Data records
※ ※ ※
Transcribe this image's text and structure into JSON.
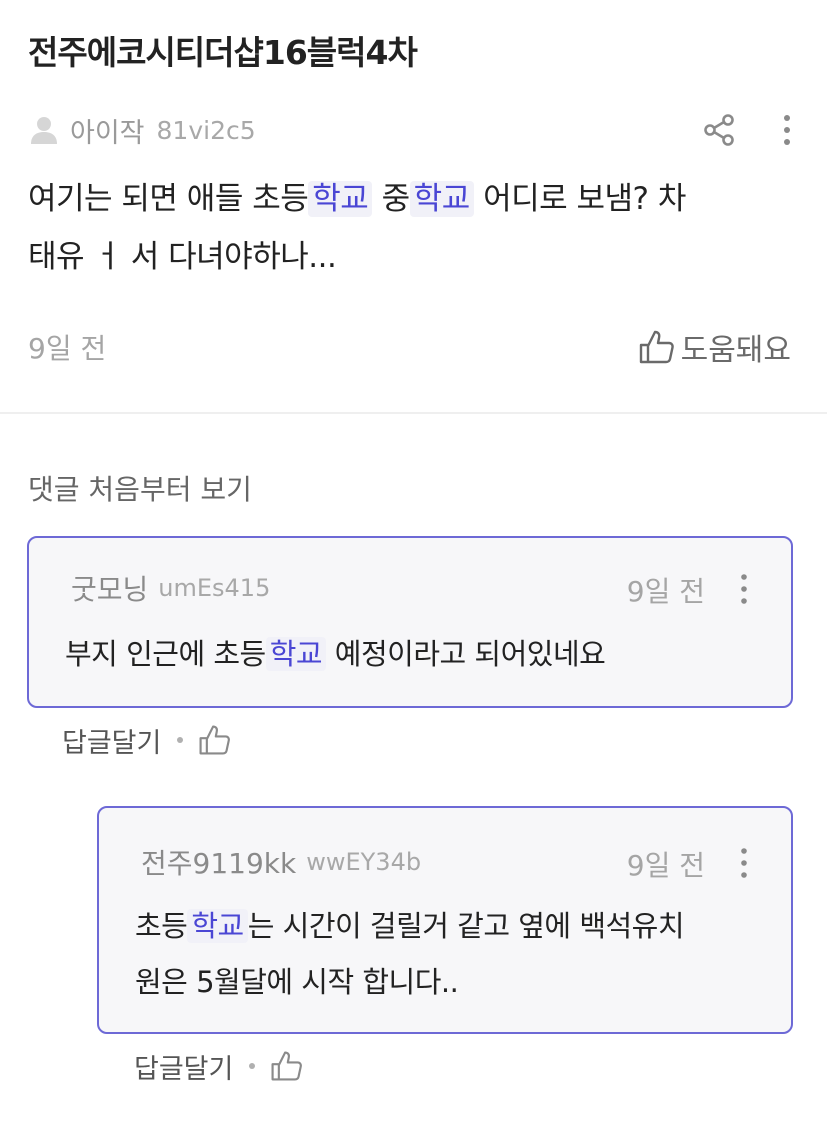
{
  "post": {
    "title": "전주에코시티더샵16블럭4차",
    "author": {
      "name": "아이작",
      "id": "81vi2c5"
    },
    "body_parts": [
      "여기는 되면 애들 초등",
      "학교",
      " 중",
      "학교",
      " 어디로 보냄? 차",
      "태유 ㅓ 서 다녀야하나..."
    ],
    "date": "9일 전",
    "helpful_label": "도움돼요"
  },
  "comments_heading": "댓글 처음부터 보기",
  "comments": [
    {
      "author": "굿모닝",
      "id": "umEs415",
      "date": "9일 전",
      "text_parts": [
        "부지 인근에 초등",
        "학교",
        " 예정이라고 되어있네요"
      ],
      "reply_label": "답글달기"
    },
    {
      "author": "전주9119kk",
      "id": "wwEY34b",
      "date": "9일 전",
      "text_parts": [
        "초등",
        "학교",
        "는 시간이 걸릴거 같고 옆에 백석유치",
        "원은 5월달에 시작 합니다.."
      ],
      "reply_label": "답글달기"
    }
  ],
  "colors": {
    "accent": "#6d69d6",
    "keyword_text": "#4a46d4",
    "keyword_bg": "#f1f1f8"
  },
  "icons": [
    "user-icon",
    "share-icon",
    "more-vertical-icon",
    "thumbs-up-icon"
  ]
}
※ ※ ※
Instructions to follow | Reproduce each entry verbatim, excluding any embedded images.

Response |
Transcribe this image's text and structure into JSON.
{
  "post": {
    "title": "전주에코시티더샵16블럭4차",
    "author": {
      "name": "아이작",
      "id": "81vi2c5"
    },
    "body_parts": [
      "여기는 되면 애들 초등",
      "학교",
      " 중",
      "학교",
      " 어디로 보냄? 차",
      "태유 ㅓ 서 다녀야하나..."
    ],
    "date": "9일 전",
    "helpful_label": "도움돼요"
  },
  "comments_heading": "댓글 처음부터 보기",
  "comments": [
    {
      "author": "굿모닝",
      "id": "umEs415",
      "date": "9일 전",
      "text_parts": [
        "부지 인근에 초등",
        "학교",
        " 예정이라고 되어있네요"
      ],
      "reply_label": "답글달기"
    },
    {
      "author": "전주9119kk",
      "id": "wwEY34b",
      "date": "9일 전",
      "text_parts": [
        "초등",
        "학교",
        "는 시간이 걸릴거 같고 옆에 백석유치",
        "원은 5월달에 시작 합니다.."
      ],
      "reply_label": "답글달기"
    }
  ],
  "colors": {
    "accent": "#6d69d6",
    "keyword_text": "#4a46d4",
    "keyword_bg": "#f1f1f8"
  },
  "icons": [
    "user-icon",
    "share-icon",
    "more-vertical-icon",
    "thumbs-up-icon"
  ]
}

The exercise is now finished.